## GIVEN PROBLEM
Please work out how many lines in the material contain "JSON" and give only that figure.

* begin RECORDS SHOWN *

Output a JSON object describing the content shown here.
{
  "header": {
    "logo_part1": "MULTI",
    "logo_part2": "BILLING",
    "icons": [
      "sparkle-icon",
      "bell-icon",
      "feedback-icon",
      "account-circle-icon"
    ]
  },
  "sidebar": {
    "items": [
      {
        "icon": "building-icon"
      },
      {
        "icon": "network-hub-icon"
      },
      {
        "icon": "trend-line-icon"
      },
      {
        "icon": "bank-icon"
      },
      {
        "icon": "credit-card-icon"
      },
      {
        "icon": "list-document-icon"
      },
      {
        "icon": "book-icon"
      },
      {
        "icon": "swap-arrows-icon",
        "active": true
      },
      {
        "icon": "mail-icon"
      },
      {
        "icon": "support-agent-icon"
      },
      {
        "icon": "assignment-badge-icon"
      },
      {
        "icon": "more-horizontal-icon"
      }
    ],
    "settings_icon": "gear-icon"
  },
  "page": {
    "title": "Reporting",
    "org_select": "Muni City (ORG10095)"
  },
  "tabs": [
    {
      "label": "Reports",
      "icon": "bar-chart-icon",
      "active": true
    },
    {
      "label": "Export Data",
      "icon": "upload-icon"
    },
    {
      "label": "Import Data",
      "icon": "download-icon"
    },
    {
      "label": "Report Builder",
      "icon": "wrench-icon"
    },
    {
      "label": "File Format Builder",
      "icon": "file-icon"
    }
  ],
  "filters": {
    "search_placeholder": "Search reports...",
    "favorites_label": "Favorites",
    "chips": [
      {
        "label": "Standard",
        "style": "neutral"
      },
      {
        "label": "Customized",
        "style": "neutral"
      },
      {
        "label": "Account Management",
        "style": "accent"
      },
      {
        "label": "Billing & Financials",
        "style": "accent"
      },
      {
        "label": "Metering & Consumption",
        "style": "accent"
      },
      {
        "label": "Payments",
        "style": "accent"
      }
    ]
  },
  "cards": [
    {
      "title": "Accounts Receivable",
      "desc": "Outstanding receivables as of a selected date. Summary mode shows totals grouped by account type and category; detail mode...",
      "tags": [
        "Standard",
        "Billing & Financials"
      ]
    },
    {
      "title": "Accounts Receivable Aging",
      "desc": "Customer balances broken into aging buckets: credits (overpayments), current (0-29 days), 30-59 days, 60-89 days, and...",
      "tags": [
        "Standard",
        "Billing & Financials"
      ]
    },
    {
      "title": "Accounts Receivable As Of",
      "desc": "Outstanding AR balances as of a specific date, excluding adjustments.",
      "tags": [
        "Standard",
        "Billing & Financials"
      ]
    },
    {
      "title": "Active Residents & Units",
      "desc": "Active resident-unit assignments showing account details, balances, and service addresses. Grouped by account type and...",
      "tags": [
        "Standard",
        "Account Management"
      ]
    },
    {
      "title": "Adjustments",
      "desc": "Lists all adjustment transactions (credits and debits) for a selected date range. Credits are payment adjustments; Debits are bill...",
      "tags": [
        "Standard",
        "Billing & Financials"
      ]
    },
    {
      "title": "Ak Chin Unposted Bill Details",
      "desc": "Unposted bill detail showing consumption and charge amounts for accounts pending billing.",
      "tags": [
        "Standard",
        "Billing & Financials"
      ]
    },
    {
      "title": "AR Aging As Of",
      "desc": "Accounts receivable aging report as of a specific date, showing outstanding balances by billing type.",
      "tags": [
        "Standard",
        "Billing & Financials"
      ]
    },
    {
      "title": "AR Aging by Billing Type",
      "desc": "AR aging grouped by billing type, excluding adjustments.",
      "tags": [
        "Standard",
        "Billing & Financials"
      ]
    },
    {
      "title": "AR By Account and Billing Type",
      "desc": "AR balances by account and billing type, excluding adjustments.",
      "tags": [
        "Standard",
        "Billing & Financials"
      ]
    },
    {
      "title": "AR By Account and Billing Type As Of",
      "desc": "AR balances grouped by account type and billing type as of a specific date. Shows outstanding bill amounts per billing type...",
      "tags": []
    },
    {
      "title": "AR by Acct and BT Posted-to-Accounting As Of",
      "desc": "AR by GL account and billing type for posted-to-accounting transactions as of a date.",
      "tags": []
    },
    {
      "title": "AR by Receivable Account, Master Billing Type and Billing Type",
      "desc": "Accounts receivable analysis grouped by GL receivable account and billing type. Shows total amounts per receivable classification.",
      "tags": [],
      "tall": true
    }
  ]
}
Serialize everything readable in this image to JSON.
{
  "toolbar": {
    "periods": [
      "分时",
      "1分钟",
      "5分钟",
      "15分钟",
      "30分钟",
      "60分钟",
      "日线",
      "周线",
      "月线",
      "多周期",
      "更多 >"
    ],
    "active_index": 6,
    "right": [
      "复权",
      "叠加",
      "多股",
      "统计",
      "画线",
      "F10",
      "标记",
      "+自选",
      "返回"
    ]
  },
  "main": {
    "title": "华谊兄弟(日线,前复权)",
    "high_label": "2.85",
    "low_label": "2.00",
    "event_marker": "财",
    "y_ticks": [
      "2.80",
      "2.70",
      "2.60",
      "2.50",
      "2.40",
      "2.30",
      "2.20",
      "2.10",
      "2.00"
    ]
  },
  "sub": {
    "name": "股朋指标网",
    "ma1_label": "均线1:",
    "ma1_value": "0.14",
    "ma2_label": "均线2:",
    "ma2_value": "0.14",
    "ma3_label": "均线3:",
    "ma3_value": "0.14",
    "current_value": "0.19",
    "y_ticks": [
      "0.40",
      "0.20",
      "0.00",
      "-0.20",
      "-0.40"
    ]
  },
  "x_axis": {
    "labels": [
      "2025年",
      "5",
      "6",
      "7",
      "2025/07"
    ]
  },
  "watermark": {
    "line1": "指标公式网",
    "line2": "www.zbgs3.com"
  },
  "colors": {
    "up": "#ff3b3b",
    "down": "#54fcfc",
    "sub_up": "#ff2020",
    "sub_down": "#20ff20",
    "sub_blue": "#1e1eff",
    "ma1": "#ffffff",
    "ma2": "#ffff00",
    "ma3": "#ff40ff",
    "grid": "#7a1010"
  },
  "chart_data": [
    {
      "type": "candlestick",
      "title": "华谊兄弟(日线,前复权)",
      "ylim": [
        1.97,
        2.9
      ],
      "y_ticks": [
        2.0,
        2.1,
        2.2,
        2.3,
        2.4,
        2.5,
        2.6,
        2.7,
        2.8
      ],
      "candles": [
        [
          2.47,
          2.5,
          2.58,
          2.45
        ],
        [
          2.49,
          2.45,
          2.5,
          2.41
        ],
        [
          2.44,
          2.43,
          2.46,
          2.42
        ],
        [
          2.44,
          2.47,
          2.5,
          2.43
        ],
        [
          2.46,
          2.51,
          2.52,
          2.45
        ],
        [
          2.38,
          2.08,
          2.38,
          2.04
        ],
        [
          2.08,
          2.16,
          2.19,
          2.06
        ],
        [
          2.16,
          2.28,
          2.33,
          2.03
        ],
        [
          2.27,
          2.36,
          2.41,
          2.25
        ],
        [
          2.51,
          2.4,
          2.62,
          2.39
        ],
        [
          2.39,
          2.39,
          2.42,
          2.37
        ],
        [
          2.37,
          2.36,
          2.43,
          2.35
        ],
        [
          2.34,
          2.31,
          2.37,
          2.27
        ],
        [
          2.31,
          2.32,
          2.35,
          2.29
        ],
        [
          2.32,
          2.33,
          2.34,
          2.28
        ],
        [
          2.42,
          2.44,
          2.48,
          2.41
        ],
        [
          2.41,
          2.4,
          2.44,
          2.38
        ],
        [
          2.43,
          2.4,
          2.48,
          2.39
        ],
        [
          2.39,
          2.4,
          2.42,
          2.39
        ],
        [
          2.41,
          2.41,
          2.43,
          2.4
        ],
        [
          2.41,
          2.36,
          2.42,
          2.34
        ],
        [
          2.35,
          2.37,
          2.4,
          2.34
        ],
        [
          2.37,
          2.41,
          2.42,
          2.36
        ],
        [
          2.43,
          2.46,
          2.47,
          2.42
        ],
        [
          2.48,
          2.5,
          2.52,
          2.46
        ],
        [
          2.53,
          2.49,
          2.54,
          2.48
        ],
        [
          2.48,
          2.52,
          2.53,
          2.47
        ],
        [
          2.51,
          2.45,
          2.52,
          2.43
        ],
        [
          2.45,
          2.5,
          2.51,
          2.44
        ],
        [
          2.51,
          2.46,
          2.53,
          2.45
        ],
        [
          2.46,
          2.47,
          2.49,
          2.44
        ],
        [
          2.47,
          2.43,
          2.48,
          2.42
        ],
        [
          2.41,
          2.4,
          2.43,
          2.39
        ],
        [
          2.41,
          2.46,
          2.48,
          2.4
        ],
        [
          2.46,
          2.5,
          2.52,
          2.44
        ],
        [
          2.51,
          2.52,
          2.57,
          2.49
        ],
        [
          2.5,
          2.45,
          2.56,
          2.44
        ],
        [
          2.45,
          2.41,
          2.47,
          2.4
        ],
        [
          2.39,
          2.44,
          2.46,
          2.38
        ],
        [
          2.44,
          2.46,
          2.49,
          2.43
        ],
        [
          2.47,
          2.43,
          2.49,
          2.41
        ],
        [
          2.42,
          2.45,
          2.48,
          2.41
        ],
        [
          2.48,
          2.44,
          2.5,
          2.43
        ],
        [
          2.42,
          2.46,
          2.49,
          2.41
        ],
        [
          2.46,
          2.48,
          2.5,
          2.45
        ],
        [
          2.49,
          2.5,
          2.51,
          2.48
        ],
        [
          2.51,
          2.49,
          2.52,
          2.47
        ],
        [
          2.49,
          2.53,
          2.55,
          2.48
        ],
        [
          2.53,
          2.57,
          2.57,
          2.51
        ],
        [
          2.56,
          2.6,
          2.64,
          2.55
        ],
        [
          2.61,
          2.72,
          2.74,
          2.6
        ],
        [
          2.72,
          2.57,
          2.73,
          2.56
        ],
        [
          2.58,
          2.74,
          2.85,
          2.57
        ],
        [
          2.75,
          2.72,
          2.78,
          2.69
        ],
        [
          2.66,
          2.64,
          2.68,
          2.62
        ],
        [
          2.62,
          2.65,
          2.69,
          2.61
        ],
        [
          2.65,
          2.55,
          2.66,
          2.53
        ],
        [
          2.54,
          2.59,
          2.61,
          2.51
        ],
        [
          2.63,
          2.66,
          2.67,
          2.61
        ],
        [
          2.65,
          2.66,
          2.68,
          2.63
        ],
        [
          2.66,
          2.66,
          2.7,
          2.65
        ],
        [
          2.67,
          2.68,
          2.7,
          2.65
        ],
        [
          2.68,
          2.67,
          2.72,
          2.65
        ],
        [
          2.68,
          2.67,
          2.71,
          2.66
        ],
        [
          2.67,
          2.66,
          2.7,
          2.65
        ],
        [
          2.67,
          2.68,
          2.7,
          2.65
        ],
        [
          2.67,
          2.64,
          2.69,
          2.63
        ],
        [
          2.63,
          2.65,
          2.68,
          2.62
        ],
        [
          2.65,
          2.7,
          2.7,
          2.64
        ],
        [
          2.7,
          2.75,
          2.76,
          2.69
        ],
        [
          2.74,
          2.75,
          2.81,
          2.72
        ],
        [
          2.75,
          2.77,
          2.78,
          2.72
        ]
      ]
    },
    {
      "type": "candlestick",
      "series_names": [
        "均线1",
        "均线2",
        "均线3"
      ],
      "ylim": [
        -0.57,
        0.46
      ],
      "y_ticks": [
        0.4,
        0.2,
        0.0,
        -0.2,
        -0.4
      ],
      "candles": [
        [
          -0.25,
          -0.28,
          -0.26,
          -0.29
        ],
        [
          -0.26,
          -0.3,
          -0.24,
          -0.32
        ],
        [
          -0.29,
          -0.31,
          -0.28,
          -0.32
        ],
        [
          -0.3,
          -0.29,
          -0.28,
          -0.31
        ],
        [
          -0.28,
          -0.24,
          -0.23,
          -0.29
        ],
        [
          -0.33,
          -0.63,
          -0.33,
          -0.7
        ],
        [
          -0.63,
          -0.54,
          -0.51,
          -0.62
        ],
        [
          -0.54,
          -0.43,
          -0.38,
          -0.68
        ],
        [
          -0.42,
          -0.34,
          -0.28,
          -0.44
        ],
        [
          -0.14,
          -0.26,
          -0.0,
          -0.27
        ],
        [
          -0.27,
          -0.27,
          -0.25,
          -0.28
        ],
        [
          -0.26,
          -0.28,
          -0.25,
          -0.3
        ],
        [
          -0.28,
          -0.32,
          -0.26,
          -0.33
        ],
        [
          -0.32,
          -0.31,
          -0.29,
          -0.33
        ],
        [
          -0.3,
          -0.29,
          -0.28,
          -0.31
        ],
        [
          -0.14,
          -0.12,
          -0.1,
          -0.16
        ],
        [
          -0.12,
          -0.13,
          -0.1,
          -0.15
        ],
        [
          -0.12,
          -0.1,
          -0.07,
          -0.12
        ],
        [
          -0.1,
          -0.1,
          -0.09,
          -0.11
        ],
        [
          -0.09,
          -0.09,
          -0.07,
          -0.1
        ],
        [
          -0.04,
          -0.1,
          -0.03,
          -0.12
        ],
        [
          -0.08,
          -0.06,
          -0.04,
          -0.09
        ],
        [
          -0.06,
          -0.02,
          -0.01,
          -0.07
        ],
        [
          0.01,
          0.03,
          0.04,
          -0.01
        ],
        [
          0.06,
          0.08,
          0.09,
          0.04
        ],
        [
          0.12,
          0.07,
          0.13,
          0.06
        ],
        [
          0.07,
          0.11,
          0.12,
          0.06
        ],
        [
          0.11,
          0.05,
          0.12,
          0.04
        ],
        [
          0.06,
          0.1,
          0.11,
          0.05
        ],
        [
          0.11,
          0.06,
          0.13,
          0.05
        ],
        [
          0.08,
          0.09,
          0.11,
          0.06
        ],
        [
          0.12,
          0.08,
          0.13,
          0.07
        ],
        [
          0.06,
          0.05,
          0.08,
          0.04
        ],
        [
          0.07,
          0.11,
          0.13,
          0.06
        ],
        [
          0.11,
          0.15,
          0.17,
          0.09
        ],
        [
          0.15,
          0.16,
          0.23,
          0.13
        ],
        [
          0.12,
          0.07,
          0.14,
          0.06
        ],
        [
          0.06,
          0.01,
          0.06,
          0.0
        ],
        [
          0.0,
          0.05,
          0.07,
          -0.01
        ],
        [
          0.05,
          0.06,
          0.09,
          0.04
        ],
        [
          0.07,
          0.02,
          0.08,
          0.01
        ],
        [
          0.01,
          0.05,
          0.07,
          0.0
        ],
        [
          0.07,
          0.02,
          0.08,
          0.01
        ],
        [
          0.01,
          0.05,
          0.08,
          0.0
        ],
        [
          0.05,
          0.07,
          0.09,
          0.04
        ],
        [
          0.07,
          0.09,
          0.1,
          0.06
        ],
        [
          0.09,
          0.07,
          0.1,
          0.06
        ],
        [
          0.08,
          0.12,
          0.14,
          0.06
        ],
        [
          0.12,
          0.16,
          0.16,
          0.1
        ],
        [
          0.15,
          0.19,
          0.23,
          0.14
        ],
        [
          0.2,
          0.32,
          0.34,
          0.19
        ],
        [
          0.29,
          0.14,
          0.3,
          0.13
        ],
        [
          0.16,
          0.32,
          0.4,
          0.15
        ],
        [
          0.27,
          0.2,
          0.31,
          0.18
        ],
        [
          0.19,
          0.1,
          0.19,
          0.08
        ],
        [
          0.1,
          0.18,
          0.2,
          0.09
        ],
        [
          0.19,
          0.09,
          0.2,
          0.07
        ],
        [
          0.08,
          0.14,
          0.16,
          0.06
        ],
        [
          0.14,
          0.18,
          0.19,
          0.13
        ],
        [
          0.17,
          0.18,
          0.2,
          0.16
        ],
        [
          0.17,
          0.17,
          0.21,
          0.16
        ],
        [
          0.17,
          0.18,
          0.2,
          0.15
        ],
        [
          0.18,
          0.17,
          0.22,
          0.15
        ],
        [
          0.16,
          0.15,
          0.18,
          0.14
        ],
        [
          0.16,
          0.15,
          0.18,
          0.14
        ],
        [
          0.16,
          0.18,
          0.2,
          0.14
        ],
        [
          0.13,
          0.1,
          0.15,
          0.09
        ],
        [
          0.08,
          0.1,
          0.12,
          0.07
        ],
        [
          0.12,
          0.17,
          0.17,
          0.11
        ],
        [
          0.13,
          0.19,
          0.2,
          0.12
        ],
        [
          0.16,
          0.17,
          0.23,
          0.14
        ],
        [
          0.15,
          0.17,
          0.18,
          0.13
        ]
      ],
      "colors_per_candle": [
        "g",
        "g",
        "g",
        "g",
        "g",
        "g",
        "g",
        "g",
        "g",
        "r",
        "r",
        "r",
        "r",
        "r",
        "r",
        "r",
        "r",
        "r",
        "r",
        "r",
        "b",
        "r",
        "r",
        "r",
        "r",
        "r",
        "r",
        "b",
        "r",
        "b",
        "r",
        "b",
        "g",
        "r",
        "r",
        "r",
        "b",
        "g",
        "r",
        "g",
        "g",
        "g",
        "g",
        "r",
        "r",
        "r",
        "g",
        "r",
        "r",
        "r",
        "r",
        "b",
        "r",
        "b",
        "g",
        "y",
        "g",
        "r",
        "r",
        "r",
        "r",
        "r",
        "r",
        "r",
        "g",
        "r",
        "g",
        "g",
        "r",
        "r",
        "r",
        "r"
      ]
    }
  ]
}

* end RECORDS SHOWN *

## FINAL ANSWER
2